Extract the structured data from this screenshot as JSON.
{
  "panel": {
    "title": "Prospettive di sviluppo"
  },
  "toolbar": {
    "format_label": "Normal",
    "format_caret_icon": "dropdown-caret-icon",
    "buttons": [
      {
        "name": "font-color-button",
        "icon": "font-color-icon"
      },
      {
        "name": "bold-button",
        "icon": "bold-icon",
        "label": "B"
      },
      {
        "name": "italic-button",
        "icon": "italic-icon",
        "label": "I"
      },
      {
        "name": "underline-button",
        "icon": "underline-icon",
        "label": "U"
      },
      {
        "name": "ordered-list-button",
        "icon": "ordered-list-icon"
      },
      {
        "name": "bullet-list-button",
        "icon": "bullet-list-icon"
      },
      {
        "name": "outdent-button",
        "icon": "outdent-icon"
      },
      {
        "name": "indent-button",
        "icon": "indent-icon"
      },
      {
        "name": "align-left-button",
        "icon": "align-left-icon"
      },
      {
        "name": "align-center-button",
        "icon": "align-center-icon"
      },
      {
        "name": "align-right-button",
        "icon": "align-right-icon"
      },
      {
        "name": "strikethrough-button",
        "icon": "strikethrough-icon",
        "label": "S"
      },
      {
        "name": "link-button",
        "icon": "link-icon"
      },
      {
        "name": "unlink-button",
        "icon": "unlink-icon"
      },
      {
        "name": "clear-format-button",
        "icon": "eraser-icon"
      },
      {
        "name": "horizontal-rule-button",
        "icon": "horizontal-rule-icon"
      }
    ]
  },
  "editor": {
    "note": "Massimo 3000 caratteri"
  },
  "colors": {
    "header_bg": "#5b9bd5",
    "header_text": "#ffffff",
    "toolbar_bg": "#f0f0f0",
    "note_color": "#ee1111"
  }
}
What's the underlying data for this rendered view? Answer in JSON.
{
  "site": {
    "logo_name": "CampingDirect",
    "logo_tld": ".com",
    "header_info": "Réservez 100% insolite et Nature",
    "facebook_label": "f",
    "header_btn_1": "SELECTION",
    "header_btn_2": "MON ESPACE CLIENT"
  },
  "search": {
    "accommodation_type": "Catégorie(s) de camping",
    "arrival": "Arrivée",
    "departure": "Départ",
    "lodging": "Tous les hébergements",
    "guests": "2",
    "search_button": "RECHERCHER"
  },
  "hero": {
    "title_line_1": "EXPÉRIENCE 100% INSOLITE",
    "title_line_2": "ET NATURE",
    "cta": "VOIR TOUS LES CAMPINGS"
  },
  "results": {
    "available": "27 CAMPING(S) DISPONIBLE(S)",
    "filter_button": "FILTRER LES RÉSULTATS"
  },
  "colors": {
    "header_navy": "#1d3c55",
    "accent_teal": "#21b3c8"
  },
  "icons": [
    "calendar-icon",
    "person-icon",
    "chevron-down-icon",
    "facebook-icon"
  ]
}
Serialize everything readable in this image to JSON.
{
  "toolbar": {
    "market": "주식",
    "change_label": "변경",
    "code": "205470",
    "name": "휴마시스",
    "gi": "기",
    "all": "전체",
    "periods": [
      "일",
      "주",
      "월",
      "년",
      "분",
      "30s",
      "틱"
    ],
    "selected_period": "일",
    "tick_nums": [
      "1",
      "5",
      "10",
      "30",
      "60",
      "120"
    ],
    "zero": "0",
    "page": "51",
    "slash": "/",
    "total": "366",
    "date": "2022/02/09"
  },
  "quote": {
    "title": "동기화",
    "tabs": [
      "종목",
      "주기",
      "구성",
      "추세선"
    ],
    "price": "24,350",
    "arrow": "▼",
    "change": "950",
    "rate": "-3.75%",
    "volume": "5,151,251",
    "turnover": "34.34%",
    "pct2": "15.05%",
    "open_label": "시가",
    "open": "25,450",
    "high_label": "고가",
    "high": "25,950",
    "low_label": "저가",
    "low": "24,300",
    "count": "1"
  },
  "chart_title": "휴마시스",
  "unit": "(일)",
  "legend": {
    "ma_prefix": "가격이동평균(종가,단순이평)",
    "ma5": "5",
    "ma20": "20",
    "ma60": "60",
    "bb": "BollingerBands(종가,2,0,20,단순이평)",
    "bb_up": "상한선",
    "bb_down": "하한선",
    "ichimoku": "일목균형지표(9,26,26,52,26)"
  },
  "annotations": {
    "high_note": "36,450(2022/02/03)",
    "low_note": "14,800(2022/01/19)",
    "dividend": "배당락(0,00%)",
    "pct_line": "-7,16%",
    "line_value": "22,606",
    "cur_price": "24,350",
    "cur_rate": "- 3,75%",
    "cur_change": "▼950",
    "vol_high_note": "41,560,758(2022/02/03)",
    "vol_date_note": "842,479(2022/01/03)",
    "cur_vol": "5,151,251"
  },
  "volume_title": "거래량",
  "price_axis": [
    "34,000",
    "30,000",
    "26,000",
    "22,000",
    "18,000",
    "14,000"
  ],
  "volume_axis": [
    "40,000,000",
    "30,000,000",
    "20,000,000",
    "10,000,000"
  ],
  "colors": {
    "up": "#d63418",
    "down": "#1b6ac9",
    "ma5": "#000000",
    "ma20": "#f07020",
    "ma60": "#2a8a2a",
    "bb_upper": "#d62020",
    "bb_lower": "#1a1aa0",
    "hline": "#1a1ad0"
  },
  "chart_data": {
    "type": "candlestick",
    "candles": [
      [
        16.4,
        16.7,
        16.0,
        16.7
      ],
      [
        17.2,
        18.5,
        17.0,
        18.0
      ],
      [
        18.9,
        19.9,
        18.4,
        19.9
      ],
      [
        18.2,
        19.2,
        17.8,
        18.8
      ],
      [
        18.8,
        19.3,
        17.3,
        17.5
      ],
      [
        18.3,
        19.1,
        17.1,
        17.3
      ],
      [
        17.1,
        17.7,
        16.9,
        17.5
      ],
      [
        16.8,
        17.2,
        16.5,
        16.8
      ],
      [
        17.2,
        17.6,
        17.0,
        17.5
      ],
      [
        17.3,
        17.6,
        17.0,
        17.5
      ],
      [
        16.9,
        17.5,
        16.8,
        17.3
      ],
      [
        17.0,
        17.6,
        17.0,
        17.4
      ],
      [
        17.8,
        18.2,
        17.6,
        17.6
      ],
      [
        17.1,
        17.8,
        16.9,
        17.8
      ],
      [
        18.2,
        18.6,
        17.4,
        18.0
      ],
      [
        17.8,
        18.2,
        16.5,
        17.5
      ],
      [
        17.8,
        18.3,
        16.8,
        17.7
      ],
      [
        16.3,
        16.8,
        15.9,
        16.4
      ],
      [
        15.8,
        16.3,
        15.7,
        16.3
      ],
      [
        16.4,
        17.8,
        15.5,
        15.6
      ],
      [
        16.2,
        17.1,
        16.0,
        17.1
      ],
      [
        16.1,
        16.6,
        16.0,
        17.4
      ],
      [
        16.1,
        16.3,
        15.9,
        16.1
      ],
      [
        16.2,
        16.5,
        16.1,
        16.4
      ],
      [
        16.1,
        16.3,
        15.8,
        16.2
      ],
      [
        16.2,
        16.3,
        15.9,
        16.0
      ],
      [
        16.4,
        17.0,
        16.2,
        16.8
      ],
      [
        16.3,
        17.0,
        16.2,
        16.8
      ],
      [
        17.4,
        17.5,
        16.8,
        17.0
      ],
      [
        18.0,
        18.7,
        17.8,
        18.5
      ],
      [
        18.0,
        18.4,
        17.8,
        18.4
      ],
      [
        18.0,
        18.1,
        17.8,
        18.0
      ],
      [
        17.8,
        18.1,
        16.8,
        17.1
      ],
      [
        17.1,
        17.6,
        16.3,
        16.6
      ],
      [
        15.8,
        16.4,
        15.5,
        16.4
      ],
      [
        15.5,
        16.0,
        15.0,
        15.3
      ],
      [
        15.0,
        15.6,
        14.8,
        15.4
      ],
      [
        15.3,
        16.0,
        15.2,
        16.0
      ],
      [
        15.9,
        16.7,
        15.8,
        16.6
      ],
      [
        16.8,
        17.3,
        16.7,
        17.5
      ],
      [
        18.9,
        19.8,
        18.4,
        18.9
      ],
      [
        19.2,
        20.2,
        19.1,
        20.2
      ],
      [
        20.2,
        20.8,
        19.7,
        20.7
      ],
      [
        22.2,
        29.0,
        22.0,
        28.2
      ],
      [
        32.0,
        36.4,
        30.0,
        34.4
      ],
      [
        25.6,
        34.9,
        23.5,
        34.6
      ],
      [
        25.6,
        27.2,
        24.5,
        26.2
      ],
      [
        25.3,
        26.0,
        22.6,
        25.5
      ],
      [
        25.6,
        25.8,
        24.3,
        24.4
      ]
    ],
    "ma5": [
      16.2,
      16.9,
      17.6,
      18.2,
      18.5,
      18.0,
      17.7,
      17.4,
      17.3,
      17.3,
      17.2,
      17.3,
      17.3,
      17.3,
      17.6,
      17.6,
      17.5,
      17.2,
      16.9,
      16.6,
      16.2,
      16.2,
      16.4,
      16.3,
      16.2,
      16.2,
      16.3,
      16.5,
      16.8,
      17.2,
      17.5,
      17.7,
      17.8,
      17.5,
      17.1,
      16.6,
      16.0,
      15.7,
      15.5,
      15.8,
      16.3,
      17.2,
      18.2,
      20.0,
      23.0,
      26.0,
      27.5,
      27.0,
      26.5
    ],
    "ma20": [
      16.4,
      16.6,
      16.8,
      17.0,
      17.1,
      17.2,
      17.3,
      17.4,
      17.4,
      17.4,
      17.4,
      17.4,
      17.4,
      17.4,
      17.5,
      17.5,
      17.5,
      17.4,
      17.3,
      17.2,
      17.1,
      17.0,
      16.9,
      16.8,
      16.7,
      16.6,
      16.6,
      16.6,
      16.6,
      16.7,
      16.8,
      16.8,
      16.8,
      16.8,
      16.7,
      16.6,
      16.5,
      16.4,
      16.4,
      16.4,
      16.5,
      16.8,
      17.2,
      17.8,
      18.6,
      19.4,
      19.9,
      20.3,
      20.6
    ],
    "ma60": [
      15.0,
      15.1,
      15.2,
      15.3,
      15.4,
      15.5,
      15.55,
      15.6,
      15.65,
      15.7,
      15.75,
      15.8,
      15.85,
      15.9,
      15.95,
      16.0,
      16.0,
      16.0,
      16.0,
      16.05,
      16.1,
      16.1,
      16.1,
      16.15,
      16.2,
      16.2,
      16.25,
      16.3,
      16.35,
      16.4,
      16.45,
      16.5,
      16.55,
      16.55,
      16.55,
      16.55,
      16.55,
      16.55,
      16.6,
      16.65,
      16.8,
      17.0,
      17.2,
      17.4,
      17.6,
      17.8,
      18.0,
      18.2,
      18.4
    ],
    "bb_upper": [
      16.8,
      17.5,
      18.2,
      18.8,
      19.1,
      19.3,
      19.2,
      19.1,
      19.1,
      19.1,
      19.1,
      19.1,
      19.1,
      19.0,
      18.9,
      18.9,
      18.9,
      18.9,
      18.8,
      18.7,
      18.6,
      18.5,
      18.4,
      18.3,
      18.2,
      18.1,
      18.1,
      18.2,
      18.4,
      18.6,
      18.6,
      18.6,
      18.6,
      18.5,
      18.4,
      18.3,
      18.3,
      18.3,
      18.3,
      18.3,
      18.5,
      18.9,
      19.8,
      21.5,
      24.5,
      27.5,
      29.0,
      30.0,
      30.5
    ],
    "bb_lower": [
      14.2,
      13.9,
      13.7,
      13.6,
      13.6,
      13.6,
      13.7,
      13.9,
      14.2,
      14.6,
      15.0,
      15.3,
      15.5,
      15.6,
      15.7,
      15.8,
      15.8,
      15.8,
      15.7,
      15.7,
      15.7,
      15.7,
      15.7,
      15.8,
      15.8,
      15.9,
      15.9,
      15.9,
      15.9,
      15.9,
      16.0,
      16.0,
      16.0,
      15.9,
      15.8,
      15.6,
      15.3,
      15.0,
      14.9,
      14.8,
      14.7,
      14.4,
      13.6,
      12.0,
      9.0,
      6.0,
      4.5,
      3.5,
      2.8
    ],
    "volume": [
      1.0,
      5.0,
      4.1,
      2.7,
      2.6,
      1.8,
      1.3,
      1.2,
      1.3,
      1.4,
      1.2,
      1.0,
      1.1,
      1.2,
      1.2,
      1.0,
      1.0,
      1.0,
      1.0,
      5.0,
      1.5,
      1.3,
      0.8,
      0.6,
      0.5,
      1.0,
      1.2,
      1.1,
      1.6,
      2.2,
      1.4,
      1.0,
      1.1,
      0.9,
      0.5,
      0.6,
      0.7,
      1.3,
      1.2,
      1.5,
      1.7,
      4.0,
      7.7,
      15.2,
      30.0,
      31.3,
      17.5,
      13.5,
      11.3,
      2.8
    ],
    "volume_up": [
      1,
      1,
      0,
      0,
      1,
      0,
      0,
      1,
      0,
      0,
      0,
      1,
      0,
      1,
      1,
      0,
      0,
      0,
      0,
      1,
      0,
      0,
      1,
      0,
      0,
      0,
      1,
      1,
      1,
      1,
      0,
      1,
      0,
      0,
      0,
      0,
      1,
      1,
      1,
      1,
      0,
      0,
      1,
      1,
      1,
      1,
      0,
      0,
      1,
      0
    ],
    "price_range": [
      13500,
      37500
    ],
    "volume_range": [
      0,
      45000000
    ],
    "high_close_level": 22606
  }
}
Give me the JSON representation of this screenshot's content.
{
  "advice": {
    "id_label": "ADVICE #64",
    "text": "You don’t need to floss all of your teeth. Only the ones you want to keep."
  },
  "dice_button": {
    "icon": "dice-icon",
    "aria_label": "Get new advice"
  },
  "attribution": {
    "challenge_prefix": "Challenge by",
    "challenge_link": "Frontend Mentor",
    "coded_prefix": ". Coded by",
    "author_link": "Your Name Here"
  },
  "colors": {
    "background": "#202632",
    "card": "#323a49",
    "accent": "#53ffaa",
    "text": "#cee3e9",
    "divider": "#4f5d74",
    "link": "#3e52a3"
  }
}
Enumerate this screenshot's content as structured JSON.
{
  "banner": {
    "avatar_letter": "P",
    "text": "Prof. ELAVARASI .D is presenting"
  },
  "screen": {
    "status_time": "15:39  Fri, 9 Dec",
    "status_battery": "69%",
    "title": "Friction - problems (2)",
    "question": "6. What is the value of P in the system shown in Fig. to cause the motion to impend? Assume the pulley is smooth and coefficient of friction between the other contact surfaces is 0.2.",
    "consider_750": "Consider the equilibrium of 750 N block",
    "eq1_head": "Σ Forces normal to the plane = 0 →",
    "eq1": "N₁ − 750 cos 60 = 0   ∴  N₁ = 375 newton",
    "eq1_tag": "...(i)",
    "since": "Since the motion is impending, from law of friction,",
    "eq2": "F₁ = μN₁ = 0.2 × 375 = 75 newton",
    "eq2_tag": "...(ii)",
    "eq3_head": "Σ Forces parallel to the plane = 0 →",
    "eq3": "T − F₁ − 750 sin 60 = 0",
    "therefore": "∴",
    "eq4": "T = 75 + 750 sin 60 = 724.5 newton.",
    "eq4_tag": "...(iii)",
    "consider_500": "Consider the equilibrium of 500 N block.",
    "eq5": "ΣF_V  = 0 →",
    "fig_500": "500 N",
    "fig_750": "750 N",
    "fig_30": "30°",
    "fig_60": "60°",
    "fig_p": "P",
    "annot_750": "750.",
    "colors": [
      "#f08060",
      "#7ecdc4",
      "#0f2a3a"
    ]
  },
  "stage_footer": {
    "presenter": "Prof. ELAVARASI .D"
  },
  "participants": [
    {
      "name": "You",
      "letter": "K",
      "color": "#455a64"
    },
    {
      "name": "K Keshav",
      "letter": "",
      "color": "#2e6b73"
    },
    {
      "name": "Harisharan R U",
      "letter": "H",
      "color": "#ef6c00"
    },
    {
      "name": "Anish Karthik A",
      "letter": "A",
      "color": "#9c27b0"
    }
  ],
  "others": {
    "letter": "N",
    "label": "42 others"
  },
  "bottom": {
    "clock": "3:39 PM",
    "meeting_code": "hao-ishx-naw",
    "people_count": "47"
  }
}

------------------------------------

**Task details**
From the data above, work out how many lines hold "italic". Answer with the number alone.

**Solution for this problem**
2